Stored data entries:
────────────────────────────────────────

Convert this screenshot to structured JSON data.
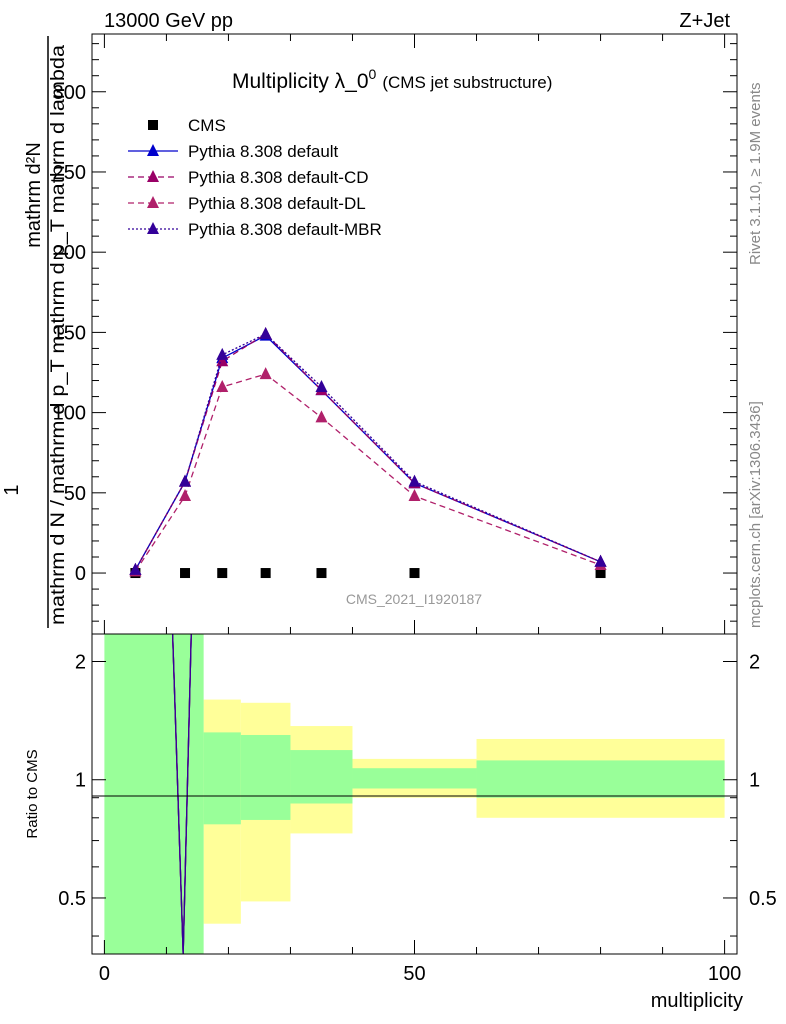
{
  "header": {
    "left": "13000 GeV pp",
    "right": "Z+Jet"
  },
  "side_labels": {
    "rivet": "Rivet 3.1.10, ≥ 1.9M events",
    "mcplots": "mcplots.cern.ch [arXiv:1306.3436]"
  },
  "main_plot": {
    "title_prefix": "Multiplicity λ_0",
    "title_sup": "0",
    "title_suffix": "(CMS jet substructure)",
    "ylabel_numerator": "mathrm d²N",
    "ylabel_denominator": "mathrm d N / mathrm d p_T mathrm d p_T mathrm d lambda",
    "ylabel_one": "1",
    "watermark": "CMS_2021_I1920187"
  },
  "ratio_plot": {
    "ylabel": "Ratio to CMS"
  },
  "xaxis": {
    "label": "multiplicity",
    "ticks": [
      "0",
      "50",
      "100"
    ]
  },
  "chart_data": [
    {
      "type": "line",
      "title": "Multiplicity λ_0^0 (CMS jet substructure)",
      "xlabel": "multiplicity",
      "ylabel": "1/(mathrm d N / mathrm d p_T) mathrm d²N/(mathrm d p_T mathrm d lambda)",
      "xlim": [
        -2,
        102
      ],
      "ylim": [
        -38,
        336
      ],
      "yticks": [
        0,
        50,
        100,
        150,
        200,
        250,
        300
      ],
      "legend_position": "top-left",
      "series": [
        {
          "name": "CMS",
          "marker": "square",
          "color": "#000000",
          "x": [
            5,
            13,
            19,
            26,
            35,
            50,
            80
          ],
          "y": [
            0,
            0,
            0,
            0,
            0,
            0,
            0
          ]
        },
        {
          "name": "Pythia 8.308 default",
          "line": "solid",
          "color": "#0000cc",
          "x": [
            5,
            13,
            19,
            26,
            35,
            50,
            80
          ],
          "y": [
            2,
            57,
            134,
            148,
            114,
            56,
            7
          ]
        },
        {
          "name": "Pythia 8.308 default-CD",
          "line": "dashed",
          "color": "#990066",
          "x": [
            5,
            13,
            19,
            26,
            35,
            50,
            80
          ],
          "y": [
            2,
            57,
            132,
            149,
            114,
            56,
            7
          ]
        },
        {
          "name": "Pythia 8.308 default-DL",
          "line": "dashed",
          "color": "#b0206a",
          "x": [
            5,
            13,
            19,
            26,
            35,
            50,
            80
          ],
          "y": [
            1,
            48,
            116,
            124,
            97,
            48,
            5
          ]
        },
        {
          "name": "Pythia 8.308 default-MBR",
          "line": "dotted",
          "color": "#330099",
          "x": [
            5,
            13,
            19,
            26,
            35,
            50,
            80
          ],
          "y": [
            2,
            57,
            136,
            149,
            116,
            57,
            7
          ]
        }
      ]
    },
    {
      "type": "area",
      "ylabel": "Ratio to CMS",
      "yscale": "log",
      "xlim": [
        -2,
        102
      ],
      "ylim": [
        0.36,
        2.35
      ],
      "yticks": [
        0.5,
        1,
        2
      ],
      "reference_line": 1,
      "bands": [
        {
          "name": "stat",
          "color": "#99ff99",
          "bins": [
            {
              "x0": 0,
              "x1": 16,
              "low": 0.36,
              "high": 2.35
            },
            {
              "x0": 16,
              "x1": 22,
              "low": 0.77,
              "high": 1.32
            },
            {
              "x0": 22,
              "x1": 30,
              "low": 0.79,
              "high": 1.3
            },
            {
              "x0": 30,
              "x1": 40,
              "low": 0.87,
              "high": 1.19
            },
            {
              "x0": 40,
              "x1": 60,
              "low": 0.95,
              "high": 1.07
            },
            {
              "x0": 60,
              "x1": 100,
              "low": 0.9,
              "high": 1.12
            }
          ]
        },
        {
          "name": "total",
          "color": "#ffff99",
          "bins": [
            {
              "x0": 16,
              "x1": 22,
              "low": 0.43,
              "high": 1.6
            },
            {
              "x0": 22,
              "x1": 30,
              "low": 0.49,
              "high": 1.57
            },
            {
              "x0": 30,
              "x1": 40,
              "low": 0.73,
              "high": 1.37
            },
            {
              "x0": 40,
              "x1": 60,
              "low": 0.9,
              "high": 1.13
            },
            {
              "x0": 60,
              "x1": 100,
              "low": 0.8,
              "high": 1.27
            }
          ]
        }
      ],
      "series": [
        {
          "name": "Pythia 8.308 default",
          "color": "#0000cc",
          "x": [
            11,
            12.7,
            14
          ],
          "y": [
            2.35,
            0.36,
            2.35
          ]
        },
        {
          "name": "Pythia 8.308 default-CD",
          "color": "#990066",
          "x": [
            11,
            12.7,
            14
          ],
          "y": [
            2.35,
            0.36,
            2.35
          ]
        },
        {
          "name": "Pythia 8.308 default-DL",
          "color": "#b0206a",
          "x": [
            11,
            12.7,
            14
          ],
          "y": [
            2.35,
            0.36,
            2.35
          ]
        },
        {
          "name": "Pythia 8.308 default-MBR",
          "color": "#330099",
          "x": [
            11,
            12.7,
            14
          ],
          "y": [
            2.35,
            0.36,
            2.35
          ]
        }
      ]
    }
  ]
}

────────────────────────────────────────

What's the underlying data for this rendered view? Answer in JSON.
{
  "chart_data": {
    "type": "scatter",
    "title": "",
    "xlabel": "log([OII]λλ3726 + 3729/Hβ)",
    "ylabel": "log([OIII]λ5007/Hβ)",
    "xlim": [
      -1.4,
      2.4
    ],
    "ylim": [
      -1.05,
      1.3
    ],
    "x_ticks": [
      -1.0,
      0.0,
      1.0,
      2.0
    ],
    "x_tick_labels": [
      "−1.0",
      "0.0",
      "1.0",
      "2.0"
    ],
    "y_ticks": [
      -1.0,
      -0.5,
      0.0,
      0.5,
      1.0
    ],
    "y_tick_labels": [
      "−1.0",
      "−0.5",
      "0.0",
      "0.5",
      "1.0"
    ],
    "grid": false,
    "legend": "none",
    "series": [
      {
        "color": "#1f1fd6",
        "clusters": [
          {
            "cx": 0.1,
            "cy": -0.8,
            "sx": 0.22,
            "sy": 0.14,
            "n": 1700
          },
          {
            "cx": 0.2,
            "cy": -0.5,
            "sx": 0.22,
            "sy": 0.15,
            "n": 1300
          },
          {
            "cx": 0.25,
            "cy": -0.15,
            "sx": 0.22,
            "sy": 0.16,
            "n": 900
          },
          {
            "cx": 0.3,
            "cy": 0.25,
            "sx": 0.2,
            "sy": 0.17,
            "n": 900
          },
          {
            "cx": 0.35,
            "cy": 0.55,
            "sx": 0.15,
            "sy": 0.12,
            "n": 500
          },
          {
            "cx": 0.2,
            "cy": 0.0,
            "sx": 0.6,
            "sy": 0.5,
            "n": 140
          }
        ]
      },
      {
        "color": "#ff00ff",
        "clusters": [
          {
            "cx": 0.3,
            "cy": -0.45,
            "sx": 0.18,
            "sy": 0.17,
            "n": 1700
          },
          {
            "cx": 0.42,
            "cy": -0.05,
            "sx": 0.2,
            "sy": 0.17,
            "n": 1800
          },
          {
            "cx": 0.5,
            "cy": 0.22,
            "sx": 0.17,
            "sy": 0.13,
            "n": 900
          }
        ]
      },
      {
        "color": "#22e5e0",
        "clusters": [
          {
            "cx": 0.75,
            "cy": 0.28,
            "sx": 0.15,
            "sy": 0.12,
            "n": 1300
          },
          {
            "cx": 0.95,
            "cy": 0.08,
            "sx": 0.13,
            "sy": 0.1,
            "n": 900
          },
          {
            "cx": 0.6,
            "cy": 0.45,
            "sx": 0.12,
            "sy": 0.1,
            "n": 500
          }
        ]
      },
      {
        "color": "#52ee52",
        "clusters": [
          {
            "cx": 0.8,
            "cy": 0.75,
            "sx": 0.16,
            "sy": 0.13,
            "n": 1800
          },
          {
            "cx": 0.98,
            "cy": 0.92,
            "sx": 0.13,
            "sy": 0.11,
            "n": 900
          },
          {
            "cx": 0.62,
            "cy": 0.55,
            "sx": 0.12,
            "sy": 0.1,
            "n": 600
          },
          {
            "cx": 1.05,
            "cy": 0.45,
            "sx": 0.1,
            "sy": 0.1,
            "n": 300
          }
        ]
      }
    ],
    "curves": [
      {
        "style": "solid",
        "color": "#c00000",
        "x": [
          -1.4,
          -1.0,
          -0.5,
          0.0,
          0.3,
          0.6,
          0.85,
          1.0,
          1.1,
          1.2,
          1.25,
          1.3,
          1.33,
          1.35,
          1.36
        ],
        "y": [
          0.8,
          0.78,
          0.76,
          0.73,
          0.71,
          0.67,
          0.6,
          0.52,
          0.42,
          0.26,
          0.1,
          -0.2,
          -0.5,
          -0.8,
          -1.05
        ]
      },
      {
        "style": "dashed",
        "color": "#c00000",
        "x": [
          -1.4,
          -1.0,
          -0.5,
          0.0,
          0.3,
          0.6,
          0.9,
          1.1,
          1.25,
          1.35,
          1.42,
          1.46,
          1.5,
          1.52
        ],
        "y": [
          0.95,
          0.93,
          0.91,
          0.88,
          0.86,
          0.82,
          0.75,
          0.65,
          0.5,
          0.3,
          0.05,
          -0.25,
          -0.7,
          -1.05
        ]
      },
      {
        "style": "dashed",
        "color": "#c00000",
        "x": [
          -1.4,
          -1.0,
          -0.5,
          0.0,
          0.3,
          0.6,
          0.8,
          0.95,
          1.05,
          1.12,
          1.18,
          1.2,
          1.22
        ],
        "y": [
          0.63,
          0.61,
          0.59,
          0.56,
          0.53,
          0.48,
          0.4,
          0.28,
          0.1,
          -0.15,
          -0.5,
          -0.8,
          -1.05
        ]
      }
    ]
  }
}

────────────────────────────────────────

● GIVEN TASK: Count how many lines in the data above hold the string "mathrm", and give the number with no other words.

● PROBLEM SOLUTION: 3